## Written task
Make an exact copy of the lines below.
====
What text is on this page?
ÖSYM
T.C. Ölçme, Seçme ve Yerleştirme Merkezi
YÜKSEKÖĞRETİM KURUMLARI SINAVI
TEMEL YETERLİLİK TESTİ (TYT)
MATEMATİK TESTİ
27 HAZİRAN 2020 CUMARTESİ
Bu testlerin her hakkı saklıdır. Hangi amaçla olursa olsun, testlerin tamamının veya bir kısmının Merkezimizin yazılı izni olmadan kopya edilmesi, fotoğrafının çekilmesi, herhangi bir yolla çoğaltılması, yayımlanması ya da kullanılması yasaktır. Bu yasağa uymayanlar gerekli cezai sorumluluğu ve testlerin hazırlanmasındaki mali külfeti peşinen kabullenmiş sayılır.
====
## Result of the exercise
What text is on this page?
ÖSYM
T.C. Ölçme, Seçme ve Yerleştirme Merkezi
YÜKSEKÖĞRETİM KURUMLARI SINAVI
TEMEL YETERLİLİK TESTİ (TYT)
MATEMATİK TESTİ
27 HAZİRAN 2020 CUMARTESİ
Bu testlerin her hakkı saklıdır. Hangi amaçla olursa olsun, testlerin tamamının veya bir kısmının Merkezimizin yazılı izni olmadan kopya edilmesi, fotoğrafının çekilmesi, herhangi bir yolla çoğaltılması, yayımlanması ya da kullanılması yasaktır. Bu yasağa uymayanlar gerekli cezai sorumluluğu ve testlerin hazırlanmasındaki mali külfeti peşinen kabullenmiş sayılır.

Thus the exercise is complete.